Send back the records in full, character for character.

Supplied records:
==*==

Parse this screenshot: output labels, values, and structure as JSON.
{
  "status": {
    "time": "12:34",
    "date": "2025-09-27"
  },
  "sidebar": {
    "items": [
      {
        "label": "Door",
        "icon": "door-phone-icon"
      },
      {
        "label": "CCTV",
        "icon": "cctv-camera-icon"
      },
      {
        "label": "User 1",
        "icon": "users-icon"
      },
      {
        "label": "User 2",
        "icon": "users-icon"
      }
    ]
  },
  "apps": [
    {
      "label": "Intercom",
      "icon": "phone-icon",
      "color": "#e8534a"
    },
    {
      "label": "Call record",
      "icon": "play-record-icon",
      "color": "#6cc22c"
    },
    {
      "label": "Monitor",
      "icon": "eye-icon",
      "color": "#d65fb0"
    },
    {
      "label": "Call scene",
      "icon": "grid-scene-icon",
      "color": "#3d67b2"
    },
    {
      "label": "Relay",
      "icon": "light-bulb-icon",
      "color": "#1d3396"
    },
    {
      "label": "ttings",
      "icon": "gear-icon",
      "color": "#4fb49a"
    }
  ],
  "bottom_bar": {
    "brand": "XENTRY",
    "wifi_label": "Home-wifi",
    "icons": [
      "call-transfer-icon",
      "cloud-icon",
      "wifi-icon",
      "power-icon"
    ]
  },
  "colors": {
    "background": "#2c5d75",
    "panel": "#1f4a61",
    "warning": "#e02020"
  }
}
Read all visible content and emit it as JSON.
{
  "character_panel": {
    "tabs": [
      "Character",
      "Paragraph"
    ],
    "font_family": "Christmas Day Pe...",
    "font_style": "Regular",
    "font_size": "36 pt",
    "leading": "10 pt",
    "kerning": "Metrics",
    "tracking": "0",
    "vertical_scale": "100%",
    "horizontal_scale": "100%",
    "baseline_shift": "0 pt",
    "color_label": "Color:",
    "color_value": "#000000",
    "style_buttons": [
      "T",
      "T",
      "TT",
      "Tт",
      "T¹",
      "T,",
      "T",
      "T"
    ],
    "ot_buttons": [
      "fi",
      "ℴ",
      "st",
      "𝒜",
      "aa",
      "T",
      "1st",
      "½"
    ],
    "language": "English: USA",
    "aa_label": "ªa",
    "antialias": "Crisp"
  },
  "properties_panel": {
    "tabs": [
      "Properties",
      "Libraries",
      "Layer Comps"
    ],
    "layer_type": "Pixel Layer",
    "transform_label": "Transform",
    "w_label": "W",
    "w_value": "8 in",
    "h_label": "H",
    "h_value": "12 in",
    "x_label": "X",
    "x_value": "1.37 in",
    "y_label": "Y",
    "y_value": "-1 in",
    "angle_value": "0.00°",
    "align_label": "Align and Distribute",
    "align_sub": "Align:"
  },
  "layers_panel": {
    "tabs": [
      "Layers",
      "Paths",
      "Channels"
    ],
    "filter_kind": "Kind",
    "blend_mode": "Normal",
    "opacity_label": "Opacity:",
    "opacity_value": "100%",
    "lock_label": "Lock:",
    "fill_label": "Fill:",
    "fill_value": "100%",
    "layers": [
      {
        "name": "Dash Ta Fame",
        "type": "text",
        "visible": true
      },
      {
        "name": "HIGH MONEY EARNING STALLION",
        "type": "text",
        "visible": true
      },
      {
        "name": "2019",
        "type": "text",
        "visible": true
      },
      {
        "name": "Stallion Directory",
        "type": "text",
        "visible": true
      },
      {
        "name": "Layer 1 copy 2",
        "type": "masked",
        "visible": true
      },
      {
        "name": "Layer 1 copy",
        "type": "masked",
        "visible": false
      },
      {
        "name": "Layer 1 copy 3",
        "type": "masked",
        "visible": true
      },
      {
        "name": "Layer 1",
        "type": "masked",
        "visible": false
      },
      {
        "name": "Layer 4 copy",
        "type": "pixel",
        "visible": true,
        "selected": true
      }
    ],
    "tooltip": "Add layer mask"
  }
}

==*==

Exercise output:
Parse this screenshot: output labels, values, and structure as JSON.
{
  "status": {
    "time": "12:34",
    "date": "2025-09-27"
  },
  "sidebar": {
    "items": [
      {
        "label": "Door",
        "icon": "door-phone-icon"
      },
      {
        "label": "CCTV",
        "icon": "cctv-camera-icon"
      },
      {
        "label": "User 1",
        "icon": "users-icon"
      },
      {
        "label": "User 2",
        "icon": "users-icon"
      }
    ]
  },
  "apps": [
    {
      "label": "Intercom",
      "icon": "phone-icon",
      "color": "#e8534a"
    },
    {
      "label": "Call record",
      "icon": "play-record-icon",
      "color": "#6cc22c"
    },
    {
      "label": "Monitor",
      "icon": "eye-icon",
      "color": "#d65fb0"
    },
    {
      "label": "Call scene",
      "icon": "grid-scene-icon",
      "color": "#3d67b2"
    },
    {
      "label": "Relay",
      "icon": "light-bulb-icon",
      "color": "#1d3396"
    },
    {
      "label": "ttings",
      "icon": "gear-icon",
      "color": "#4fb49a"
    }
  ],
  "bottom_bar": {
    "brand": "XENTRY",
    "wifi_label": "Home-wifi",
    "icons": [
      "call-transfer-icon",
      "cloud-icon",
      "wifi-icon",
      "power-icon"
    ]
  },
  "colors": {
    "background": "#2c5d75",
    "panel": "#1f4a61",
    "warning": "#e02020"
  }
}
Read all visible content and emit it as JSON.
{
  "character_panel": {
    "tabs": [
      "Character",
      "Paragraph"
    ],
    "font_family": "Christmas Day Pe...",
    "font_style": "Regular",
    "font_size": "36 pt",
    "leading": "10 pt",
    "kerning": "Metrics",
    "tracking": "0",
    "vertical_scale": "100%",
    "horizontal_scale": "100%",
    "baseline_shift": "0 pt",
    "color_label": "Color:",
    "color_value": "#000000",
    "style_buttons": [
      "T",
      "T",
      "TT",
      "Tт",
      "T¹",
      "T,",
      "T",
      "T"
    ],
    "ot_buttons": [
      "fi",
      "ℴ",
      "st",
      "𝒜",
      "aa",
      "T",
      "1st",
      "½"
    ],
    "language": "English: USA",
    "aa_label": "ªa",
    "antialias": "Crisp"
  },
  "properties_panel": {
    "tabs": [
      "Properties",
      "Libraries",
      "Layer Comps"
    ],
    "layer_type": "Pixel Layer",
    "transform_label": "Transform",
    "w_label": "W",
    "w_value": "8 in",
    "h_label": "H",
    "h_value": "12 in",
    "x_label": "X",
    "x_value": "1.37 in",
    "y_label": "Y",
    "y_value": "-1 in",
    "angle_value": "0.00°",
    "align_label": "Align and Distribute",
    "align_sub": "Align:"
  },
  "layers_panel": {
    "tabs": [
      "Layers",
      "Paths",
      "Channels"
    ],
    "filter_kind": "Kind",
    "blend_mode": "Normal",
    "opacity_label": "Opacity:",
    "opacity_value": "100%",
    "lock_label": "Lock:",
    "fill_label": "Fill:",
    "fill_value": "100%",
    "layers": [
      {
        "name": "Dash Ta Fame",
        "type": "text",
        "visible": true
      },
      {
        "name": "HIGH MONEY EARNING STALLION",
        "type": "text",
        "visible": true
      },
      {
        "name": "2019",
        "type": "text",
        "visible": true
      },
      {
        "name": "Stallion Directory",
        "type": "text",
        "visible": true
      },
      {
        "name": "Layer 1 copy 2",
        "type": "masked",
        "visible": true
      },
      {
        "name": "Layer 1 copy",
        "type": "masked",
        "visible": false
      },
      {
        "name": "Layer 1 copy 3",
        "type": "masked",
        "visible": true
      },
      {
        "name": "Layer 1",
        "type": "masked",
        "visible": false
      },
      {
        "name": "Layer 4 copy",
        "type": "pixel",
        "visible": true,
        "selected": true
      }
    ],
    "tooltip": "Add layer mask"
  }
}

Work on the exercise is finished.